● REQUIREMENT:
List all lines of the data containing the word "observed".

● RECORD EXCERPTS:

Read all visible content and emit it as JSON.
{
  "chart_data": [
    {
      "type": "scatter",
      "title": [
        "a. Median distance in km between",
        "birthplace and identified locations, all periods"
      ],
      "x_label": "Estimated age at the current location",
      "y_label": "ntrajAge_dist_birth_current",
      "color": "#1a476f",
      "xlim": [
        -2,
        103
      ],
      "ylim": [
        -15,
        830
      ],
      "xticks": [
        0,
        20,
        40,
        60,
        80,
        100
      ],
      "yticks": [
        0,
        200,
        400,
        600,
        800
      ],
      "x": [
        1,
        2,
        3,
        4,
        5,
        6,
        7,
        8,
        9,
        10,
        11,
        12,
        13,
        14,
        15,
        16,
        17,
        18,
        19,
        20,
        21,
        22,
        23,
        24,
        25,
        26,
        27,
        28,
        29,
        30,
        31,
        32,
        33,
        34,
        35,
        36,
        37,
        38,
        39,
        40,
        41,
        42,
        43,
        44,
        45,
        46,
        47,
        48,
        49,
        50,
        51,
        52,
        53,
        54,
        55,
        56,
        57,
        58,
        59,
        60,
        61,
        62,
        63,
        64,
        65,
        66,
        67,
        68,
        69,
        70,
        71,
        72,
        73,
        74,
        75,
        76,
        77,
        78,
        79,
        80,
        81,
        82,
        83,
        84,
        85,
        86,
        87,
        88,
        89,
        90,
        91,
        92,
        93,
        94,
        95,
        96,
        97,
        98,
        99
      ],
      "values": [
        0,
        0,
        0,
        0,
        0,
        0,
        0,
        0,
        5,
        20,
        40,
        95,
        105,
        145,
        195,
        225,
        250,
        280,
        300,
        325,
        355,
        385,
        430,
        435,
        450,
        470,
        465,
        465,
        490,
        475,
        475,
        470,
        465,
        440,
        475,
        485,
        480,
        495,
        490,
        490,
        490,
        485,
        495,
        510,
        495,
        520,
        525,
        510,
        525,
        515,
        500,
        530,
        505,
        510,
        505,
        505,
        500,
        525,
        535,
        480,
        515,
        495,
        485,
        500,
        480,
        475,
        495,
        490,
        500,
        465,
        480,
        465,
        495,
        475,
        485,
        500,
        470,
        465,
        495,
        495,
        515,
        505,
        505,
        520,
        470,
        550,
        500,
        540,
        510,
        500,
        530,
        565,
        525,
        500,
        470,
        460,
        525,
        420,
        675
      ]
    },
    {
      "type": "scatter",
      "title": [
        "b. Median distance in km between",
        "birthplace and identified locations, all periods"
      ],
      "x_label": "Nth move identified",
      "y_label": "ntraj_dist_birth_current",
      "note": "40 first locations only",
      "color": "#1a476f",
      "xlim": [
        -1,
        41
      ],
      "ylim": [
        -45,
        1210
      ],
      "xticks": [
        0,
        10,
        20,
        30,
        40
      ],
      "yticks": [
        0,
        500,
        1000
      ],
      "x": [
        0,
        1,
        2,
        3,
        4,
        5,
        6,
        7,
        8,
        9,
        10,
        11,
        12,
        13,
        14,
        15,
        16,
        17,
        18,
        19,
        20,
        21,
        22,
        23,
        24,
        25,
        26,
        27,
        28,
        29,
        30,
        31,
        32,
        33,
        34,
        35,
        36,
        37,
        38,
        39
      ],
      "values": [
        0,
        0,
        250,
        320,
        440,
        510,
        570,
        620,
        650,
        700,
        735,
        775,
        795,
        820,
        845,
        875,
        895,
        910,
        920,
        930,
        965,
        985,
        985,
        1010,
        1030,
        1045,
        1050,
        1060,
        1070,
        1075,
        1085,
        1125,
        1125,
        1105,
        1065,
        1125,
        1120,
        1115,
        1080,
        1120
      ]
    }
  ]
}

--

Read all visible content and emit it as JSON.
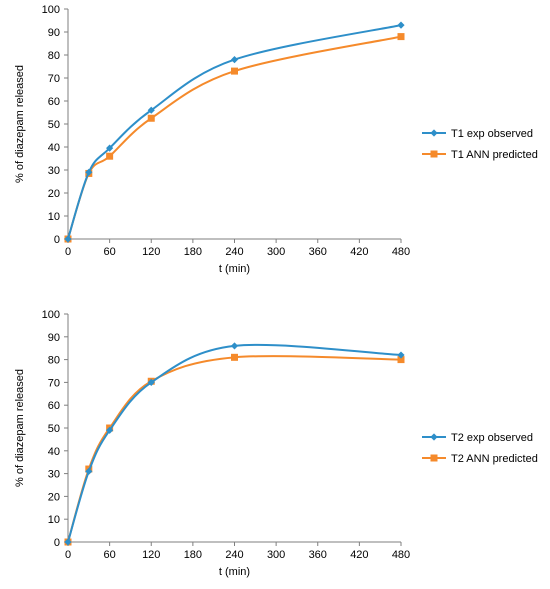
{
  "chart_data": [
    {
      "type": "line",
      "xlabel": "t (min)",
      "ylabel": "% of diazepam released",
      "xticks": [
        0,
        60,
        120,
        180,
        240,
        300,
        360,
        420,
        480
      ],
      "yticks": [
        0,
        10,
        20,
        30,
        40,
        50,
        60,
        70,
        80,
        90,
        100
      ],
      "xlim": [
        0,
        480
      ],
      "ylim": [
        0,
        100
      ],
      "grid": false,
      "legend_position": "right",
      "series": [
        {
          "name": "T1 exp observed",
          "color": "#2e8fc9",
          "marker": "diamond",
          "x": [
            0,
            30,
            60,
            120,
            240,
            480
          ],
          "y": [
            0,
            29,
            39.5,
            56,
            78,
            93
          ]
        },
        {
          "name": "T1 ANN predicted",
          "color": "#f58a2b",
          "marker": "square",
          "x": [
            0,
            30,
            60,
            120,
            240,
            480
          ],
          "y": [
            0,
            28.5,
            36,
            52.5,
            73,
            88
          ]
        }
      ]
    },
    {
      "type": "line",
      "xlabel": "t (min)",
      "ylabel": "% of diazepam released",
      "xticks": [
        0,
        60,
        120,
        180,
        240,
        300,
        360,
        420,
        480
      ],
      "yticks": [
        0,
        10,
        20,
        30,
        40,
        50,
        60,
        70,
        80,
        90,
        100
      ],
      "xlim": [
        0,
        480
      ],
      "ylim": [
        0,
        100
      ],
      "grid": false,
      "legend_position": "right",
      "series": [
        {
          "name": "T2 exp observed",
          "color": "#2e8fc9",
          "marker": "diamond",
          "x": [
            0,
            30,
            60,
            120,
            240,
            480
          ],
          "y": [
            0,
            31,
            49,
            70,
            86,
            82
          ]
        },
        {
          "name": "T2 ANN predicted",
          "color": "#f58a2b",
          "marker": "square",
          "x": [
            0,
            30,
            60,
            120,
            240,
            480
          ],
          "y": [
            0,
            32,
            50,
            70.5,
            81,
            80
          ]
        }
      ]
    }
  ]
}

---

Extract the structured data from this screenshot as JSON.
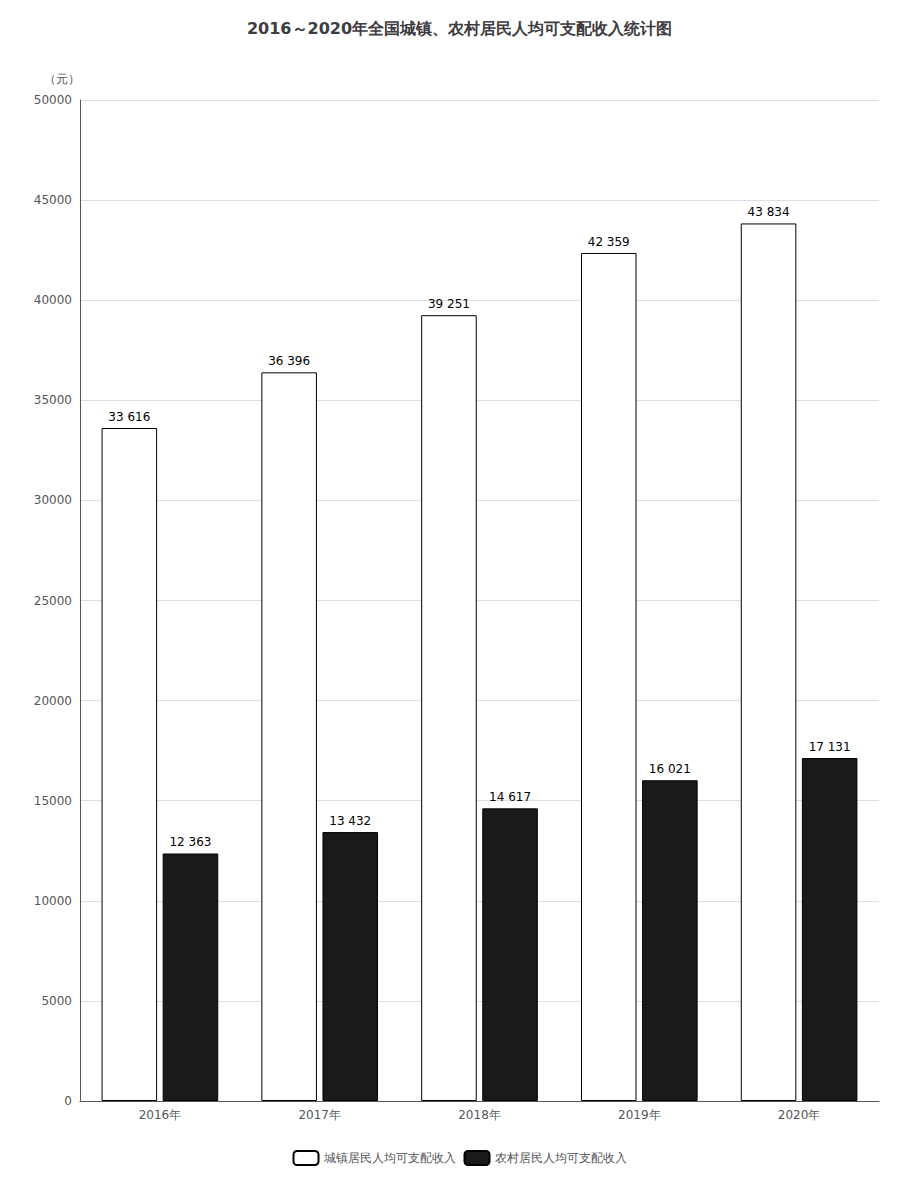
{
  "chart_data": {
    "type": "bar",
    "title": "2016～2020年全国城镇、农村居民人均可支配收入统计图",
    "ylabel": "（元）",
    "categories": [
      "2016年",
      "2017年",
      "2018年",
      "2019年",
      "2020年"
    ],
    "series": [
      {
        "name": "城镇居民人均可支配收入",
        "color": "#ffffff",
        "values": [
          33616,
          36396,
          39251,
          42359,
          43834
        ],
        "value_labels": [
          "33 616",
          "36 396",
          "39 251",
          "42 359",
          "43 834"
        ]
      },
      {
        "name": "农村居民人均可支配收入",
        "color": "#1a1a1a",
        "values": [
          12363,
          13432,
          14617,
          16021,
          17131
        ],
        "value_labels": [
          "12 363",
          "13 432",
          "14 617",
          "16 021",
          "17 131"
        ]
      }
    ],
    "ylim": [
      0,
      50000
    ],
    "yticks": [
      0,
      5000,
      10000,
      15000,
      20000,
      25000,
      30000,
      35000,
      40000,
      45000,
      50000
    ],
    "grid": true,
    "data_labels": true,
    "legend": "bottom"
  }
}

● WRITTEN RESPONSE:
          "name": "T1 exp observed",
          "name": "T2 exp observed",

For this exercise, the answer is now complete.